▸ **What the task asks**
Reproduce the complete listing without any deviation.

Excerpt from a dataset

** Start **

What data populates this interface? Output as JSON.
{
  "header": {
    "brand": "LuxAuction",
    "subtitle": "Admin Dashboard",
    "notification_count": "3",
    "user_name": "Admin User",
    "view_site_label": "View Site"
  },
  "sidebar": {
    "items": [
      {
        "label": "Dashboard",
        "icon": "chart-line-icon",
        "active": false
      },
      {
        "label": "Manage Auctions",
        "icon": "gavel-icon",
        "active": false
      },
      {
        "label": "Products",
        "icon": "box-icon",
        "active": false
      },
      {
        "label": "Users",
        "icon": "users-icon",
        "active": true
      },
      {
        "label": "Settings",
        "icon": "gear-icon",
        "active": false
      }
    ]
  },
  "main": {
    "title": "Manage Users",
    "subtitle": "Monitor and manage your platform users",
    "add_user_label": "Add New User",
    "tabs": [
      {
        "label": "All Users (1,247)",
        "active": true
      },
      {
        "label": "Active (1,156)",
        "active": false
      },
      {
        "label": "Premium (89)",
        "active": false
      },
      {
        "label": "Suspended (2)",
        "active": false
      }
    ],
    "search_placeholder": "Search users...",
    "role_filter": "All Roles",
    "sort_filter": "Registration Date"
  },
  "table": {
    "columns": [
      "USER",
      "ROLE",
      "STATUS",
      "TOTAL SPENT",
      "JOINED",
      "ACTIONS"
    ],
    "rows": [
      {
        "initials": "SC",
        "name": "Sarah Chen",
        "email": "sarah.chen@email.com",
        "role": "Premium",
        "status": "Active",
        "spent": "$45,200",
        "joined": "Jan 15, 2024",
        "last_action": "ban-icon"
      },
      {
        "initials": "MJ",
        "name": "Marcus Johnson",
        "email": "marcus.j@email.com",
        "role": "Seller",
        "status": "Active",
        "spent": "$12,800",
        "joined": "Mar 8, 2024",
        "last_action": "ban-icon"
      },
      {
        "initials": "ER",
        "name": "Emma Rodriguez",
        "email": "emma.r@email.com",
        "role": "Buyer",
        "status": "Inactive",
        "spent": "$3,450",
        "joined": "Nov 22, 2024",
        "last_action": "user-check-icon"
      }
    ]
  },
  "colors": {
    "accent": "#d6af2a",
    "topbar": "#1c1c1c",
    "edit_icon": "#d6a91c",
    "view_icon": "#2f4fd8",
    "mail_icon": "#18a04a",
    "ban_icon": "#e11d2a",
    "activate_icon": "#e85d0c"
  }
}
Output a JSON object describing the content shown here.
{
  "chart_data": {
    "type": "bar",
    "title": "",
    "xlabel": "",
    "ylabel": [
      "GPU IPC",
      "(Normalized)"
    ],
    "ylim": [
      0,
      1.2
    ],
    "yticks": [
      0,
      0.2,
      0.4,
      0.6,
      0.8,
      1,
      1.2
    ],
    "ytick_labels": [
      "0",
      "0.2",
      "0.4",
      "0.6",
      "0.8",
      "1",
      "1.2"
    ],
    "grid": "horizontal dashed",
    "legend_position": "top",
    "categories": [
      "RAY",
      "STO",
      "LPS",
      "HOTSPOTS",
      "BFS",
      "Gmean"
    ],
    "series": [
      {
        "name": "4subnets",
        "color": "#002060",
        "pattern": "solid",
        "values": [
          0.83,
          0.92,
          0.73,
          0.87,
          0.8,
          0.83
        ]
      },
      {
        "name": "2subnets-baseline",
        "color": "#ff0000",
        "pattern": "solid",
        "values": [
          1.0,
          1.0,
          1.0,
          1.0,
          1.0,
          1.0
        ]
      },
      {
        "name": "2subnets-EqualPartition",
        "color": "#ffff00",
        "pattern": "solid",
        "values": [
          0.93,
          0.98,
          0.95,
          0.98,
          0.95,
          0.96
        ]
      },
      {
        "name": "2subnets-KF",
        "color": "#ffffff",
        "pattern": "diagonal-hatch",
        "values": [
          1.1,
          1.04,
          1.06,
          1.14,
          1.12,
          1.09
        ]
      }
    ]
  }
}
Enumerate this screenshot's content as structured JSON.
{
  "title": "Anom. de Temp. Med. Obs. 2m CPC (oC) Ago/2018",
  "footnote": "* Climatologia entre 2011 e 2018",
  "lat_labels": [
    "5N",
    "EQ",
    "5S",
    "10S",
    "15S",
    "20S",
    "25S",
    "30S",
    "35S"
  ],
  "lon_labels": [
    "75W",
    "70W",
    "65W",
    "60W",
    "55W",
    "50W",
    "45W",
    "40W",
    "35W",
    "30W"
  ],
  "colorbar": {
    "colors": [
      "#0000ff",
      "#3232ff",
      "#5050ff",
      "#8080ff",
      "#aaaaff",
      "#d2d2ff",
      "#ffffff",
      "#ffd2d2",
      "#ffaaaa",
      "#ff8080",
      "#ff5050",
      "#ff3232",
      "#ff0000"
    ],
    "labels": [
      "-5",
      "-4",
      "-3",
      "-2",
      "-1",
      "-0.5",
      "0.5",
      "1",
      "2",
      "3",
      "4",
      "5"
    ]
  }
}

** End **

▸ **The answer**
What data populates this interface? Output as JSON.
{
  "header": {
    "brand": "LuxAuction",
    "subtitle": "Admin Dashboard",
    "notification_count": "3",
    "user_name": "Admin User",
    "view_site_label": "View Site"
  },
  "sidebar": {
    "items": [
      {
        "label": "Dashboard",
        "icon": "chart-line-icon",
        "active": false
      },
      {
        "label": "Manage Auctions",
        "icon": "gavel-icon",
        "active": false
      },
      {
        "label": "Products",
        "icon": "box-icon",
        "active": false
      },
      {
        "label": "Users",
        "icon": "users-icon",
        "active": true
      },
      {
        "label": "Settings",
        "icon": "gear-icon",
        "active": false
      }
    ]
  },
  "main": {
    "title": "Manage Users",
    "subtitle": "Monitor and manage your platform users",
    "add_user_label": "Add New User",
    "tabs": [
      {
        "label": "All Users (1,247)",
        "active": true
      },
      {
        "label": "Active (1,156)",
        "active": false
      },
      {
        "label": "Premium (89)",
        "active": false
      },
      {
        "label": "Suspended (2)",
        "active": false
      }
    ],
    "search_placeholder": "Search users...",
    "role_filter": "All Roles",
    "sort_filter": "Registration Date"
  },
  "table": {
    "columns": [
      "USER",
      "ROLE",
      "STATUS",
      "TOTAL SPENT",
      "JOINED",
      "ACTIONS"
    ],
    "rows": [
      {
        "initials": "SC",
        "name": "Sarah Chen",
        "email": "sarah.chen@email.com",
        "role": "Premium",
        "status": "Active",
        "spent": "$45,200",
        "joined": "Jan 15, 2024",
        "last_action": "ban-icon"
      },
      {
        "initials": "MJ",
        "name": "Marcus Johnson",
        "email": "marcus.j@email.com",
        "role": "Seller",
        "status": "Active",
        "spent": "$12,800",
        "joined": "Mar 8, 2024",
        "last_action": "ban-icon"
      },
      {
        "initials": "ER",
        "name": "Emma Rodriguez",
        "email": "emma.r@email.com",
        "role": "Buyer",
        "status": "Inactive",
        "spent": "$3,450",
        "joined": "Nov 22, 2024",
        "last_action": "user-check-icon"
      }
    ]
  },
  "colors": {
    "accent": "#d6af2a",
    "topbar": "#1c1c1c",
    "edit_icon": "#d6a91c",
    "view_icon": "#2f4fd8",
    "mail_icon": "#18a04a",
    "ban_icon": "#e11d2a",
    "activate_icon": "#e85d0c"
  }
}
Output a JSON object describing the content shown here.
{
  "chart_data": {
    "type": "bar",
    "title": "",
    "xlabel": "",
    "ylabel": [
      "GPU IPC",
      "(Normalized)"
    ],
    "ylim": [
      0,
      1.2
    ],
    "yticks": [
      0,
      0.2,
      0.4,
      0.6,
      0.8,
      1,
      1.2
    ],
    "ytick_labels": [
      "0",
      "0.2",
      "0.4",
      "0.6",
      "0.8",
      "1",
      "1.2"
    ],
    "grid": "horizontal dashed",
    "legend_position": "top",
    "categories": [
      "RAY",
      "STO",
      "LPS",
      "HOTSPOTS",
      "BFS",
      "Gmean"
    ],
    "series": [
      {
        "name": "4subnets",
        "color": "#002060",
        "pattern": "solid",
        "values": [
          0.83,
          0.92,
          0.73,
          0.87,
          0.8,
          0.83
        ]
      },
      {
        "name": "2subnets-baseline",
        "color": "#ff0000",
        "pattern": "solid",
        "values": [
          1.0,
          1.0,
          1.0,
          1.0,
          1.0,
          1.0
        ]
      },
      {
        "name": "2subnets-EqualPartition",
        "color": "#ffff00",
        "pattern": "solid",
        "values": [
          0.93,
          0.98,
          0.95,
          0.98,
          0.95,
          0.96
        ]
      },
      {
        "name": "2subnets-KF",
        "color": "#ffffff",
        "pattern": "diagonal-hatch",
        "values": [
          1.1,
          1.04,
          1.06,
          1.14,
          1.12,
          1.09
        ]
      }
    ]
  }
}
Enumerate this screenshot's content as structured JSON.
{
  "title": "Anom. de Temp. Med. Obs. 2m CPC (oC) Ago/2018",
  "footnote": "* Climatologia entre 2011 e 2018",
  "lat_labels": [
    "5N",
    "EQ",
    "5S",
    "10S",
    "15S",
    "20S",
    "25S",
    "30S",
    "35S"
  ],
  "lon_labels": [
    "75W",
    "70W",
    "65W",
    "60W",
    "55W",
    "50W",
    "45W",
    "40W",
    "35W",
    "30W"
  ],
  "colorbar": {
    "colors": [
      "#0000ff",
      "#3232ff",
      "#5050ff",
      "#8080ff",
      "#aaaaff",
      "#d2d2ff",
      "#ffffff",
      "#ffd2d2",
      "#ffaaaa",
      "#ff8080",
      "#ff5050",
      "#ff3232",
      "#ff0000"
    ],
    "labels": [
      "-5",
      "-4",
      "-3",
      "-2",
      "-1",
      "-0.5",
      "0.5",
      "1",
      "2",
      "3",
      "4",
      "5"
    ]
  }
}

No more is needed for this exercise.